Exercise materials:
----
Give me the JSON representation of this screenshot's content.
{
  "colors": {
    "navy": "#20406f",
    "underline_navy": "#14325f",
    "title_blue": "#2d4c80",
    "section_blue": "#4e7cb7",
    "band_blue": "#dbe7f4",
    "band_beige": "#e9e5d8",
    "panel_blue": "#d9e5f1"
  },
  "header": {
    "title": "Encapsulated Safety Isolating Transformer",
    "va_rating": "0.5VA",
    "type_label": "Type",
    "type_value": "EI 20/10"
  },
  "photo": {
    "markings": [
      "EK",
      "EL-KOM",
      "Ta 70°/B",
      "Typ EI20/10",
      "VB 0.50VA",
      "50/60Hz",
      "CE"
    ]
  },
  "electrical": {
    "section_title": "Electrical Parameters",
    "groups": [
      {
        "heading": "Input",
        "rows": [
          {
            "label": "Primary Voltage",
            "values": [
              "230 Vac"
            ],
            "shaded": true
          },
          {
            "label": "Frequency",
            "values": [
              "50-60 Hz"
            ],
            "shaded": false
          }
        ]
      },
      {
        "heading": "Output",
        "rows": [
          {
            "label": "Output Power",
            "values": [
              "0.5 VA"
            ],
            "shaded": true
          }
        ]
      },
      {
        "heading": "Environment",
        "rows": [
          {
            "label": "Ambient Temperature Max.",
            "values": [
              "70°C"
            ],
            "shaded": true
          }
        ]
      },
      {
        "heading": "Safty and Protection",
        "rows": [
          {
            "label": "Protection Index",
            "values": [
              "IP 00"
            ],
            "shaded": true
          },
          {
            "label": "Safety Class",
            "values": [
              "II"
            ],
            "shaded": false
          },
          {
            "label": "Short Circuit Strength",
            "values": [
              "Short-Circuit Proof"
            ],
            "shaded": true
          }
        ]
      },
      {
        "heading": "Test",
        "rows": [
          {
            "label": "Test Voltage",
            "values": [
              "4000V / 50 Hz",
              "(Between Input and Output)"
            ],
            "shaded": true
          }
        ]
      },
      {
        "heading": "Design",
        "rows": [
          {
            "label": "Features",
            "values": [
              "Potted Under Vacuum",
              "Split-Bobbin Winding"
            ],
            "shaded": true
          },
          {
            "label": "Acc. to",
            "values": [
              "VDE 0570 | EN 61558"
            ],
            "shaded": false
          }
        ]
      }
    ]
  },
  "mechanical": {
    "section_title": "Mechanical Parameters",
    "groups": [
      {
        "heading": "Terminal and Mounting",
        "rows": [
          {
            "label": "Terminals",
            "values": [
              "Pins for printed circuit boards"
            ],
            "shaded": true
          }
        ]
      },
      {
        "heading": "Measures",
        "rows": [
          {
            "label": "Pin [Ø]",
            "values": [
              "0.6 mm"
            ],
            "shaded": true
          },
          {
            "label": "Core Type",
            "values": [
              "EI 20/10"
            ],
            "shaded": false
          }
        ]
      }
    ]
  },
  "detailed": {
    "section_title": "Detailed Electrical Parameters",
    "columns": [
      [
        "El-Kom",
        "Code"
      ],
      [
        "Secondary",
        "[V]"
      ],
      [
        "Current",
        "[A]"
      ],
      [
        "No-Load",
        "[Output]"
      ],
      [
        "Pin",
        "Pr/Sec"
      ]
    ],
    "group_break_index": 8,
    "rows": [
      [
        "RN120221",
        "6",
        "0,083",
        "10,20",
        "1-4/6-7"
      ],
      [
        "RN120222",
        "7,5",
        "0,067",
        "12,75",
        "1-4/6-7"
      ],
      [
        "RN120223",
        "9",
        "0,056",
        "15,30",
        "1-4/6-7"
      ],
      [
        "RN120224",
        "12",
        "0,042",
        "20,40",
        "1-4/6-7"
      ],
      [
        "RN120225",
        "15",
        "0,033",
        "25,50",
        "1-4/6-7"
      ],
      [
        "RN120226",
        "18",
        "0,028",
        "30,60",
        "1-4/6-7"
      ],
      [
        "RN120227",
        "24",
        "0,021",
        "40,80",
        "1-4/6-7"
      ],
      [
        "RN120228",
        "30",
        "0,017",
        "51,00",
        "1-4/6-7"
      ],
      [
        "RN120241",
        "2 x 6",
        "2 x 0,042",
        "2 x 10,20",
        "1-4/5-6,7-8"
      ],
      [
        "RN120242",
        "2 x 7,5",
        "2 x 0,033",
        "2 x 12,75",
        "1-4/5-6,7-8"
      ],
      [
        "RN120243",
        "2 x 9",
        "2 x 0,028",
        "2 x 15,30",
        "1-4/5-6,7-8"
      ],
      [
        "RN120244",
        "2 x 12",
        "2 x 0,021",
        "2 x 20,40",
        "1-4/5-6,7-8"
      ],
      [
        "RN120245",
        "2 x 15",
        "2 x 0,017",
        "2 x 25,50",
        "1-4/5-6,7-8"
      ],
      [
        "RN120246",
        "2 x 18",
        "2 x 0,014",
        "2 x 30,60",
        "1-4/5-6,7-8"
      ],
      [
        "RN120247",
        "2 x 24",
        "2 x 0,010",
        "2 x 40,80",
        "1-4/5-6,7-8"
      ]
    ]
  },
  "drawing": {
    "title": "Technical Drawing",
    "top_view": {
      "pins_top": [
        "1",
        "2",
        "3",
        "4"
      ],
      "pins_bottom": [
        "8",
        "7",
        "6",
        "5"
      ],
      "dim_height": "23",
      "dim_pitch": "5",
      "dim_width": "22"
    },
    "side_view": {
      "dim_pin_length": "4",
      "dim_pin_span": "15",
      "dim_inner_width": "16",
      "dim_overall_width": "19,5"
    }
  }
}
----
Short task: Quote all of the entries verbatim.

Exercise result:
Give me the JSON representation of this screenshot's content.
{
  "colors": {
    "navy": "#20406f",
    "underline_navy": "#14325f",
    "title_blue": "#2d4c80",
    "section_blue": "#4e7cb7",
    "band_blue": "#dbe7f4",
    "band_beige": "#e9e5d8",
    "panel_blue": "#d9e5f1"
  },
  "header": {
    "title": "Encapsulated Safety Isolating Transformer",
    "va_rating": "0.5VA",
    "type_label": "Type",
    "type_value": "EI 20/10"
  },
  "photo": {
    "markings": [
      "EK",
      "EL-KOM",
      "Ta 70°/B",
      "Typ EI20/10",
      "VB 0.50VA",
      "50/60Hz",
      "CE"
    ]
  },
  "electrical": {
    "section_title": "Electrical Parameters",
    "groups": [
      {
        "heading": "Input",
        "rows": [
          {
            "label": "Primary Voltage",
            "values": [
              "230 Vac"
            ],
            "shaded": true
          },
          {
            "label": "Frequency",
            "values": [
              "50-60 Hz"
            ],
            "shaded": false
          }
        ]
      },
      {
        "heading": "Output",
        "rows": [
          {
            "label": "Output Power",
            "values": [
              "0.5 VA"
            ],
            "shaded": true
          }
        ]
      },
      {
        "heading": "Environment",
        "rows": [
          {
            "label": "Ambient Temperature Max.",
            "values": [
              "70°C"
            ],
            "shaded": true
          }
        ]
      },
      {
        "heading": "Safty and Protection",
        "rows": [
          {
            "label": "Protection Index",
            "values": [
              "IP 00"
            ],
            "shaded": true
          },
          {
            "label": "Safety Class",
            "values": [
              "II"
            ],
            "shaded": false
          },
          {
            "label": "Short Circuit Strength",
            "values": [
              "Short-Circuit Proof"
            ],
            "shaded": true
          }
        ]
      },
      {
        "heading": "Test",
        "rows": [
          {
            "label": "Test Voltage",
            "values": [
              "4000V / 50 Hz",
              "(Between Input and Output)"
            ],
            "shaded": true
          }
        ]
      },
      {
        "heading": "Design",
        "rows": [
          {
            "label": "Features",
            "values": [
              "Potted Under Vacuum",
              "Split-Bobbin Winding"
            ],
            "shaded": true
          },
          {
            "label": "Acc. to",
            "values": [
              "VDE 0570 | EN 61558"
            ],
            "shaded": false
          }
        ]
      }
    ]
  },
  "mechanical": {
    "section_title": "Mechanical Parameters",
    "groups": [
      {
        "heading": "Terminal and Mounting",
        "rows": [
          {
            "label": "Terminals",
            "values": [
              "Pins for printed circuit boards"
            ],
            "shaded": true
          }
        ]
      },
      {
        "heading": "Measures",
        "rows": [
          {
            "label": "Pin [Ø]",
            "values": [
              "0.6 mm"
            ],
            "shaded": true
          },
          {
            "label": "Core Type",
            "values": [
              "EI 20/10"
            ],
            "shaded": false
          }
        ]
      }
    ]
  },
  "detailed": {
    "section_title": "Detailed Electrical Parameters",
    "columns": [
      [
        "El-Kom",
        "Code"
      ],
      [
        "Secondary",
        "[V]"
      ],
      [
        "Current",
        "[A]"
      ],
      [
        "No-Load",
        "[Output]"
      ],
      [
        "Pin",
        "Pr/Sec"
      ]
    ],
    "group_break_index": 8,
    "rows": [
      [
        "RN120221",
        "6",
        "0,083",
        "10,20",
        "1-4/6-7"
      ],
      [
        "RN120222",
        "7,5",
        "0,067",
        "12,75",
        "1-4/6-7"
      ],
      [
        "RN120223",
        "9",
        "0,056",
        "15,30",
        "1-4/6-7"
      ],
      [
        "RN120224",
        "12",
        "0,042",
        "20,40",
        "1-4/6-7"
      ],
      [
        "RN120225",
        "15",
        "0,033",
        "25,50",
        "1-4/6-7"
      ],
      [
        "RN120226",
        "18",
        "0,028",
        "30,60",
        "1-4/6-7"
      ],
      [
        "RN120227",
        "24",
        "0,021",
        "40,80",
        "1-4/6-7"
      ],
      [
        "RN120228",
        "30",
        "0,017",
        "51,00",
        "1-4/6-7"
      ],
      [
        "RN120241",
        "2 x 6",
        "2 x 0,042",
        "2 x 10,20",
        "1-4/5-6,7-8"
      ],
      [
        "RN120242",
        "2 x 7,5",
        "2 x 0,033",
        "2 x 12,75",
        "1-4/5-6,7-8"
      ],
      [
        "RN120243",
        "2 x 9",
        "2 x 0,028",
        "2 x 15,30",
        "1-4/5-6,7-8"
      ],
      [
        "RN120244",
        "2 x 12",
        "2 x 0,021",
        "2 x 20,40",
        "1-4/5-6,7-8"
      ],
      [
        "RN120245",
        "2 x 15",
        "2 x 0,017",
        "2 x 25,50",
        "1-4/5-6,7-8"
      ],
      [
        "RN120246",
        "2 x 18",
        "2 x 0,014",
        "2 x 30,60",
        "1-4/5-6,7-8"
      ],
      [
        "RN120247",
        "2 x 24",
        "2 x 0,010",
        "2 x 40,80",
        "1-4/5-6,7-8"
      ]
    ]
  },
  "drawing": {
    "title": "Technical Drawing",
    "top_view": {
      "pins_top": [
        "1",
        "2",
        "3",
        "4"
      ],
      "pins_bottom": [
        "8",
        "7",
        "6",
        "5"
      ],
      "dim_height": "23",
      "dim_pitch": "5",
      "dim_width": "22"
    },
    "side_view": {
      "dim_pin_length": "4",
      "dim_pin_span": "15",
      "dim_inner_width": "16",
      "dim_overall_width": "19,5"
    }
  }
}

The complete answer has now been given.